## Begin Given entries

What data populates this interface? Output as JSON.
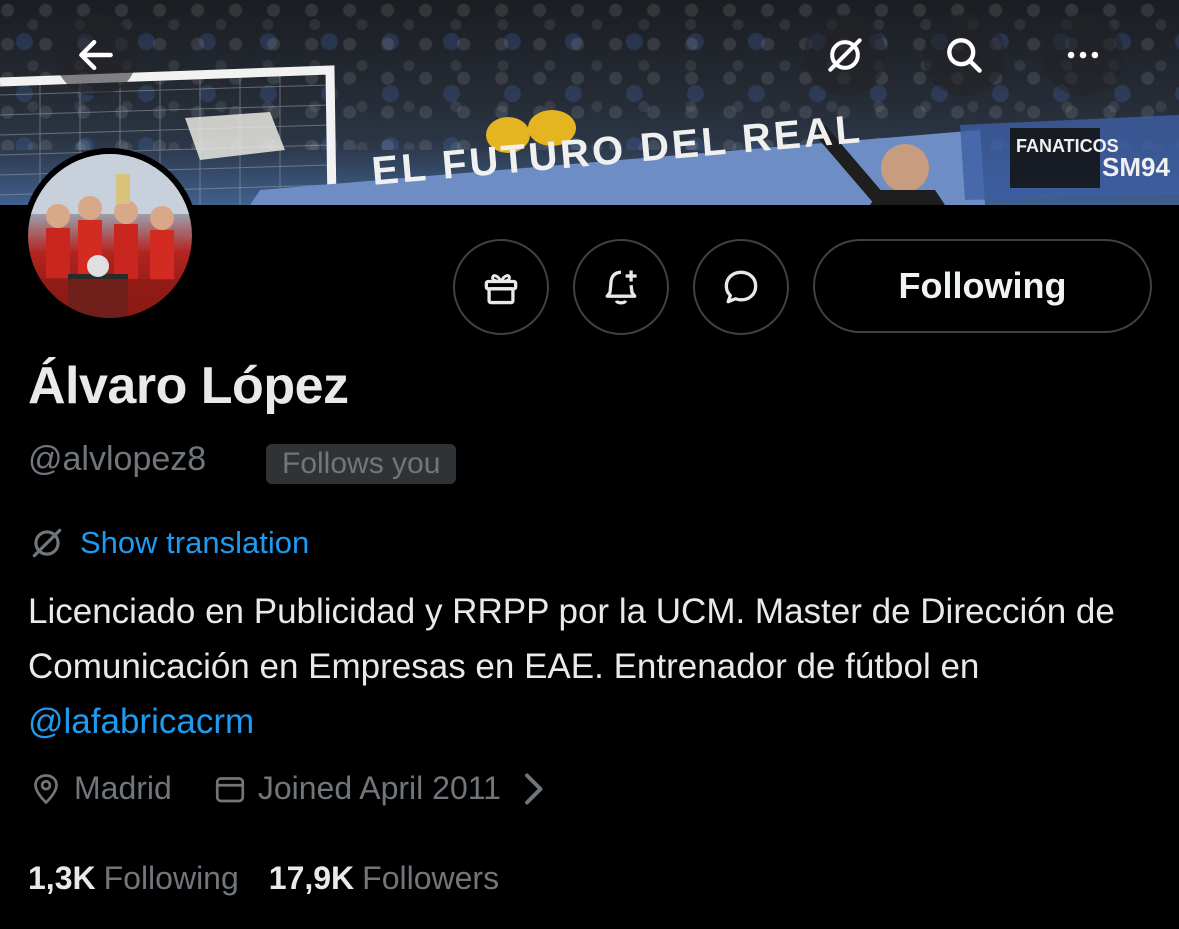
{
  "header": {
    "back_icon": "arrow-left-icon",
    "translate_icon": "translate-slash-icon",
    "search_icon": "search-icon",
    "more_icon": "more-dots-icon"
  },
  "banner": {
    "banner_text_left": "EL FUTURO DEL REAL",
    "banner_text_right": "SM94",
    "banner_text_sign": "FANATICOS"
  },
  "actions": {
    "gift_icon": "gift-icon",
    "notify_icon": "bell-plus-icon",
    "message_icon": "message-bubble-icon",
    "following_label": "Following"
  },
  "profile": {
    "name": "Álvaro López",
    "handle": "@alvlopez8",
    "follows_you": "Follows you",
    "show_translation": "Show translation",
    "bio_text": "Licenciado en Publicidad y RRPP por la UCM. Master de Dirección de Comunicación en Empresas en EAE. Entrenador de fútbol en ",
    "bio_mention": "@lafabricacrm",
    "location": "Madrid",
    "joined": "Joined April 2011",
    "following_count": "1,3K",
    "following_label": "Following",
    "followers_count": "17,9K",
    "followers_label": "Followers"
  },
  "colors": {
    "background": "#000000",
    "text_primary": "#e7e9ea",
    "text_secondary": "#71767b",
    "link": "#1d9bf0",
    "border": "#3f4145"
  }
}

## End Given entries

**Problem description**
Identify lines with the string "icon". Copy each one.

**Complete output**
    "back_icon": "arrow-left-icon",
    "translate_icon": "translate-slash-icon",
    "search_icon": "search-icon",
    "more_icon": "more-dots-icon"
    "gift_icon": "gift-icon",
    "notify_icon": "bell-plus-icon",
    "message_icon": "message-bubble-icon",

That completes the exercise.